- INPUT RECORDS:
## BEGIN
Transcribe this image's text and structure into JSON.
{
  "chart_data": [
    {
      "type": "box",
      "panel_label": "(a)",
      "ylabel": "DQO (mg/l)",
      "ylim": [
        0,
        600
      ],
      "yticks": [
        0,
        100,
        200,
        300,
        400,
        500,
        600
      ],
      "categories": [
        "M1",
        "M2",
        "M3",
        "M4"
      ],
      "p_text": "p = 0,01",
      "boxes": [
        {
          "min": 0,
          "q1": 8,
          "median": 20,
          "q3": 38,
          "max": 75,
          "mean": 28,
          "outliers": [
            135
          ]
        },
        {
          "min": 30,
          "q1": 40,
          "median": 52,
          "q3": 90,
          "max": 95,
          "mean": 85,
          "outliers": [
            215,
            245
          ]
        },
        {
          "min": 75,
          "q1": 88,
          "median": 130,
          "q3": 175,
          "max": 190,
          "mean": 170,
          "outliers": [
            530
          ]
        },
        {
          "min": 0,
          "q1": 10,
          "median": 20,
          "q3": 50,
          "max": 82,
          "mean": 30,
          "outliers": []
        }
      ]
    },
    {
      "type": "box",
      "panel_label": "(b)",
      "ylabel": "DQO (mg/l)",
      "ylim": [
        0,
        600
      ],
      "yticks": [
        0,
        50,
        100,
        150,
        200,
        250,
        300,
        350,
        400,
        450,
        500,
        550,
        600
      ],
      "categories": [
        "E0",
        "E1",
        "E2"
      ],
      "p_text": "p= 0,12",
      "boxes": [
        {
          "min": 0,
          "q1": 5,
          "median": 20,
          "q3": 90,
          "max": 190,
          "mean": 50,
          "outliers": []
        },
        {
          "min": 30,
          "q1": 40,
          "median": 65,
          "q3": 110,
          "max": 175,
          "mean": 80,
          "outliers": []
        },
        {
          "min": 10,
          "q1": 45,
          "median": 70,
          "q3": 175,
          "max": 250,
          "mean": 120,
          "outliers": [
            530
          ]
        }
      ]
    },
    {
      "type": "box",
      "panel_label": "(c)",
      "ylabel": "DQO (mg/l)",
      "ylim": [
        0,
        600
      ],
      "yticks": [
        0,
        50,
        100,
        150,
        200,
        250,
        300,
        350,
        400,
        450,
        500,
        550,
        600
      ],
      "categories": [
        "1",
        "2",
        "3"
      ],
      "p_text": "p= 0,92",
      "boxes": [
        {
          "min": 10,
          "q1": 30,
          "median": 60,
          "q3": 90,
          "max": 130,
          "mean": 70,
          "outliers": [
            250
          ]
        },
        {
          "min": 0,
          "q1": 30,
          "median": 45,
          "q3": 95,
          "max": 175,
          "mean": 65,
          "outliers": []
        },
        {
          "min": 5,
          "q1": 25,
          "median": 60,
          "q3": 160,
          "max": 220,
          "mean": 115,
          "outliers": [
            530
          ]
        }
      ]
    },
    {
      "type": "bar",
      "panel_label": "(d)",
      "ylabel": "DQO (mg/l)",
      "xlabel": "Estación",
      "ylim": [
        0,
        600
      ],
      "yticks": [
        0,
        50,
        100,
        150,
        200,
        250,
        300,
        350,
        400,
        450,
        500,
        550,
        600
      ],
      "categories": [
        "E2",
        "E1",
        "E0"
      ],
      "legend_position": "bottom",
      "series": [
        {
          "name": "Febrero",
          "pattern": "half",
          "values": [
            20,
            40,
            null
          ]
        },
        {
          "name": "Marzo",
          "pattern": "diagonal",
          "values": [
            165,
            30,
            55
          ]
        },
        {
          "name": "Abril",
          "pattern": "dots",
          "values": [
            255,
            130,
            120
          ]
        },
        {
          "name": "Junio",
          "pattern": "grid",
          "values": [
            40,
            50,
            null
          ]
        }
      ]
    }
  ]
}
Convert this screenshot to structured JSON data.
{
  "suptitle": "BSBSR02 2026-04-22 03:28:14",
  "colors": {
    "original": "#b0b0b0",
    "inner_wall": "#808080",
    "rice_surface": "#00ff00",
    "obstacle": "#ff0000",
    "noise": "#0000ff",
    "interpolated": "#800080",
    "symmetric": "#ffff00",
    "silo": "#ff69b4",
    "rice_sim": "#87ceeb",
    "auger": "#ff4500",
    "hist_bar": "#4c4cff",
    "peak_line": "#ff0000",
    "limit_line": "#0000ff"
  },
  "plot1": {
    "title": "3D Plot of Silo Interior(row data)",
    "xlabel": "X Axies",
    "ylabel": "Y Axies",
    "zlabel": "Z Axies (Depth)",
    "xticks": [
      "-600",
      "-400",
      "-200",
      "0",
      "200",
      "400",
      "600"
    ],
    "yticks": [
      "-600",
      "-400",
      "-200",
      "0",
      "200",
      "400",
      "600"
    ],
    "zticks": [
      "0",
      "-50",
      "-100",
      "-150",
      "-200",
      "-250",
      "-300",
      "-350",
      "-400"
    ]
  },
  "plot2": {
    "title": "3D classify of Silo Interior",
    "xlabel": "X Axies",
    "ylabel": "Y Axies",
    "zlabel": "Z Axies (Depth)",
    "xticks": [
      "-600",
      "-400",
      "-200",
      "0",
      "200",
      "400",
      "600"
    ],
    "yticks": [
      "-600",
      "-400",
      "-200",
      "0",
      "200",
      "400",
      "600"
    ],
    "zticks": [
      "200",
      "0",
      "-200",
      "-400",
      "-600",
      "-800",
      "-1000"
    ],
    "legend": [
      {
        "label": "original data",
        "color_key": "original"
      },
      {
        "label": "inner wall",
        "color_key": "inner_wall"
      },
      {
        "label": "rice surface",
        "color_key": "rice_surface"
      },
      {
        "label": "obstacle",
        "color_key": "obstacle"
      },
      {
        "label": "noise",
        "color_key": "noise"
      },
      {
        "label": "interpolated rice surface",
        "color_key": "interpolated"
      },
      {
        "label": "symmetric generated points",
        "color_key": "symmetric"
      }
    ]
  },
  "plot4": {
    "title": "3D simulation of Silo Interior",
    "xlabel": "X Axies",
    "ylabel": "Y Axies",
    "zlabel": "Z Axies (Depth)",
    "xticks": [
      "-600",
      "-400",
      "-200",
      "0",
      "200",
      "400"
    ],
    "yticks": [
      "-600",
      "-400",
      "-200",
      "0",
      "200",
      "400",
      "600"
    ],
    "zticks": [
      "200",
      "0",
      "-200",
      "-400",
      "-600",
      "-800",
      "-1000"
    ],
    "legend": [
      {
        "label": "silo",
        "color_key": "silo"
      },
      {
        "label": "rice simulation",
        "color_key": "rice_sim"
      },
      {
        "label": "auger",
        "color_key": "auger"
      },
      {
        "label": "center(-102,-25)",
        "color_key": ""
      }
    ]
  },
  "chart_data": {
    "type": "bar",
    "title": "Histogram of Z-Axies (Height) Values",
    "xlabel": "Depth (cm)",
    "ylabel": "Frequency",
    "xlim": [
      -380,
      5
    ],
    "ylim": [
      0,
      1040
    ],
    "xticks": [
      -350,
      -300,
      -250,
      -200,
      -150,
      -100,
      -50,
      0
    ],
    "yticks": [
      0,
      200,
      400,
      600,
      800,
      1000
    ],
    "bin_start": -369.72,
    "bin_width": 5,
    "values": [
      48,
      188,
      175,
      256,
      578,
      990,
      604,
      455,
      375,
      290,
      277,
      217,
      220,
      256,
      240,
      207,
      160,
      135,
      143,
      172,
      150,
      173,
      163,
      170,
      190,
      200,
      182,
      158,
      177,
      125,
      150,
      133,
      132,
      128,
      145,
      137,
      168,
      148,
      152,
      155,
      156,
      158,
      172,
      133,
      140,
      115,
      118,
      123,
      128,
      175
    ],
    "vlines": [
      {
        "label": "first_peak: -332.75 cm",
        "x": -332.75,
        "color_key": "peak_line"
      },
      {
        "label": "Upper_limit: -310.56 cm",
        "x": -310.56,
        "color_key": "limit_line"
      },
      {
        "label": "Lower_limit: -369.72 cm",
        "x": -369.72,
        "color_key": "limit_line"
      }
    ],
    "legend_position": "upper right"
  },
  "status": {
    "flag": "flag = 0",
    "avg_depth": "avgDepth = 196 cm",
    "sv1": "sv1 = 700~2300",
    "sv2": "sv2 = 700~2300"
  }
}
## END
Extract each line from the listing that holds the word "name".

- SOLUTION TO THE EXERCISE:
          "name": "Febrero",
          "name": "Marzo",
          "name": "Abril",
          "name": "Junio",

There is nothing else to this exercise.